=== PASSAGE GIVEN ===
— START —

My fascination with summer camp-themed slasher fare stems mostly from two things: my deep-seeded love of all things freaky and frightening, and my tragically unfulfilled childhood desire to attend summer camp (and partly the raging jealousy that boiled inside me every summer when my older brothers were shipped off to camp while I was deemed “too young” to attend). There were a lot of influential horror movies from the monumental ‘80s slasher era that told terrifying, titillating and often tacky tales of young adults venturing out into the deepest, most ominous parts of the woods with a group of friends to get fucked up beyond all recognition. The stripping off of clothes and the revealing of supple young bodies was only the predecessor to the bloody carnage that was about to ensue. I think a lot of horror fans, like I, got an early introduction to our beloved genre by being subjected to iconic genre fare like Friday the 13th and Sleepaway Camp during the impressionable years of our youth—and furthermore, dedicating our adult years to seeking out these titles and others just like them.

— END —

=== INFORMATION SUPPLIED ===

— START —

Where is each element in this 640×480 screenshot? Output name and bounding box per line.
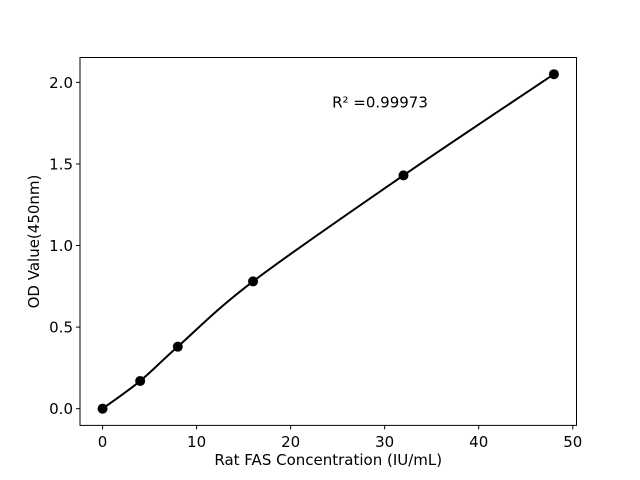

— END —

=== WRITTEN TASK 1 ===
Answer these about the essay on summer camp slasher films, one line each:
(a) What were the writer's older brothers sent to every summer?
(b) Which decade does the essay call the monumental slasher era?
(c) Which two films does it name as iconic genre fare?
=== WRITTEN TASK 2 ===
According to the essay on summer camp slasher films, why did the writer feel raging jealousy every summer?
=== WRITTEN TASK 3 ===
Carry the essay on summer camp slasher films forward from its last sentence.

=== TASK ANSWER 1 ===
(a) Summer camp.
(b) The '80s.
(c) Friday the 13th and Sleepaway Camp.

=== TASK ANSWER 2 ===
The writer's older brothers were shipped off to summer camp each summer, but the writer was deemed "too young" to attend. That left the childhood desire to go to camp unfulfilled.

=== TASK ANSWER 3 ===
These movies are by no means brilliant works of creative, provocative cinematic genius, but they brought a lot of concepts and devices to the horror film chopping block that have stuck around through the proceeding decades and have become some of the most recognized and arguably admirable clichés in the genre. Some of these titles supersede others—offering up awe-inspiring special FX, buckets upon buckets of blood, mind-blowing climactic twists and quirky characters—but the true essence of a superlative summer camp slasher flick is a really bad ass killer. It goes without saying that most die-hard horror fans are suckers for these summer camp slasher flicks. So over the course of the summer, Diabolique will be presenting readers with a comprehensive catalogue of films that fall within that category. By watching these movies, you’ll learn everything you need to know in order to avoid being sliced & diced on those highly anticipated summer camping trips. Boys and girls, I present you with Diabolique’s Camp Carnage!
Just Before Dawn (1981) –
For this week’s installment of CAMPCARNAGE, Diabolique will be examining a title that dug its very own un-trekked path to the slaughtering campgrounds; a film that, to this day, still holds up as one of the most unique and unparalleled genre entries of the early ‘80s. Free of most typical slasher subgenre conventions—including gender stereotypes, excessive gore, annoying teenagers and the straight-forward summer camp background—the blood of Jeff Lieberman’s Just Before Dawn flows through a vein of its very own. Few horror films since the time of its release have managed to elicit such genre defying social subtext, so it is of no surprise that Just Before Dawn is regarded as one of the best entries in Lieberman’s varied filmography.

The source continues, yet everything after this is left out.